>> begin

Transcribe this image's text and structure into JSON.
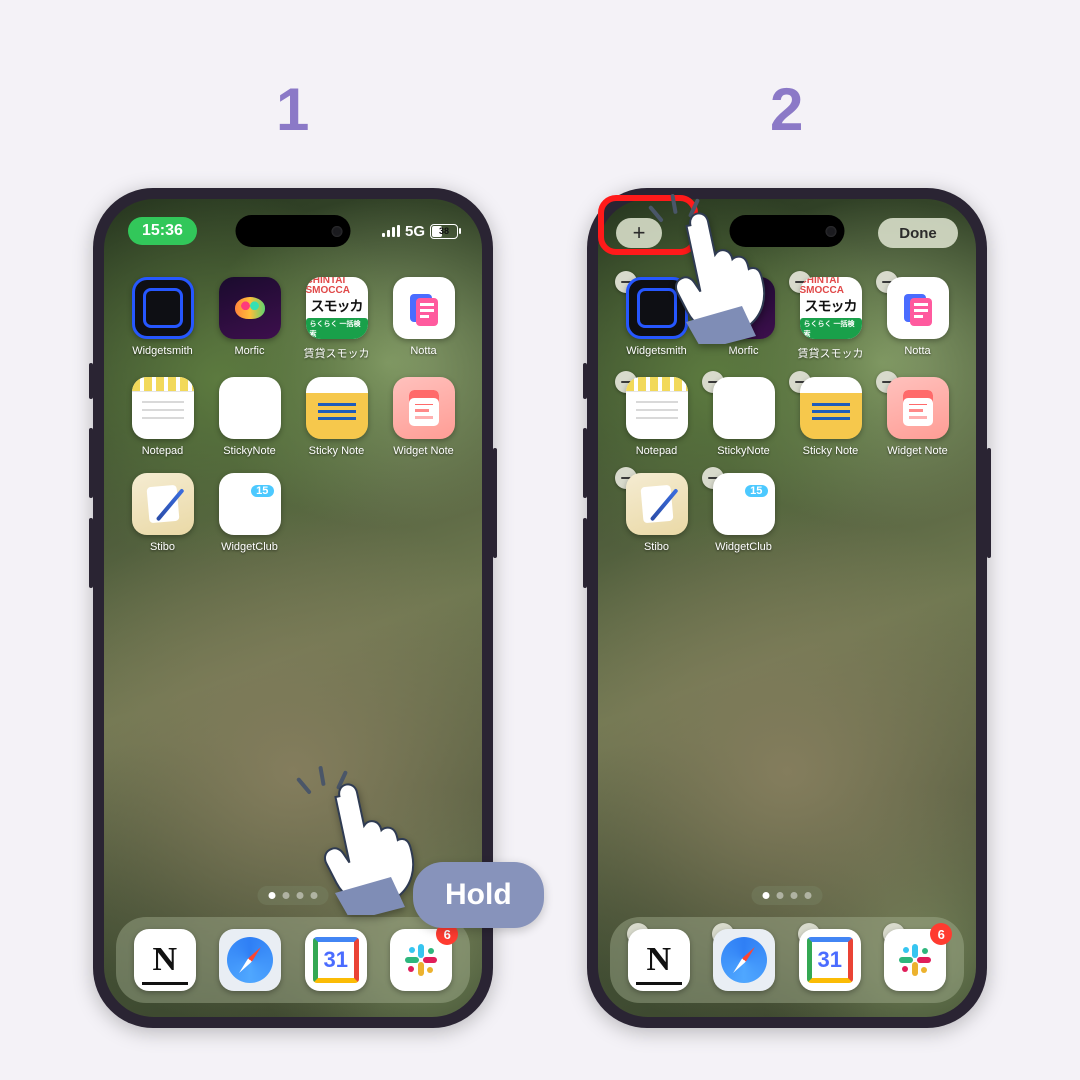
{
  "steps": {
    "one": "1",
    "two": "2"
  },
  "status": {
    "time": "15:36",
    "network": "5G",
    "battery": "38"
  },
  "edit_mode": {
    "add": "+",
    "done": "Done"
  },
  "apps": {
    "widgetsmith": "Widgetsmith",
    "morfic": "Morfic",
    "smocca": "賃貸スモッカ",
    "smocca_top": "CHINTAI SMOCCA",
    "smocca_kata": "スモッカ",
    "smocca_band": "らくらく 一括検索",
    "notta": "Notta",
    "notepad": "Notepad",
    "stickynote": "StickyNote",
    "stickynote2": "Sticky Note",
    "widgetnote": "Widget Note",
    "stibo": "Stibo",
    "widgetclub": "WidgetClub",
    "widgetclub_num": "15"
  },
  "dock": {
    "notion": "N",
    "calendar_day": "31",
    "slack_badge": "6"
  },
  "annotation": {
    "hold": "Hold"
  }
}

>> end

- [EXERCISE]: Make an exact copy of the records shown above, without the pictures.

- [SOLUTION TO THE EXERCISE]:
Transcribe this image's text and structure into JSON.
{
  "steps": {
    "one": "1",
    "two": "2"
  },
  "status": {
    "time": "15:36",
    "network": "5G",
    "battery": "38"
  },
  "edit_mode": {
    "add": "+",
    "done": "Done"
  },
  "apps": {
    "widgetsmith": "Widgetsmith",
    "morfic": "Morfic",
    "smocca": "賃貸スモッカ",
    "smocca_top": "CHINTAI SMOCCA",
    "smocca_kata": "スモッカ",
    "smocca_band": "らくらく 一括検索",
    "notta": "Notta",
    "notepad": "Notepad",
    "stickynote": "StickyNote",
    "stickynote2": "Sticky Note",
    "widgetnote": "Widget Note",
    "stibo": "Stibo",
    "widgetclub": "WidgetClub",
    "widgetclub_num": "15"
  },
  "dock": {
    "notion": "N",
    "calendar_day": "31",
    "slack_badge": "6"
  },
  "annotation": {
    "hold": "Hold"
  }
}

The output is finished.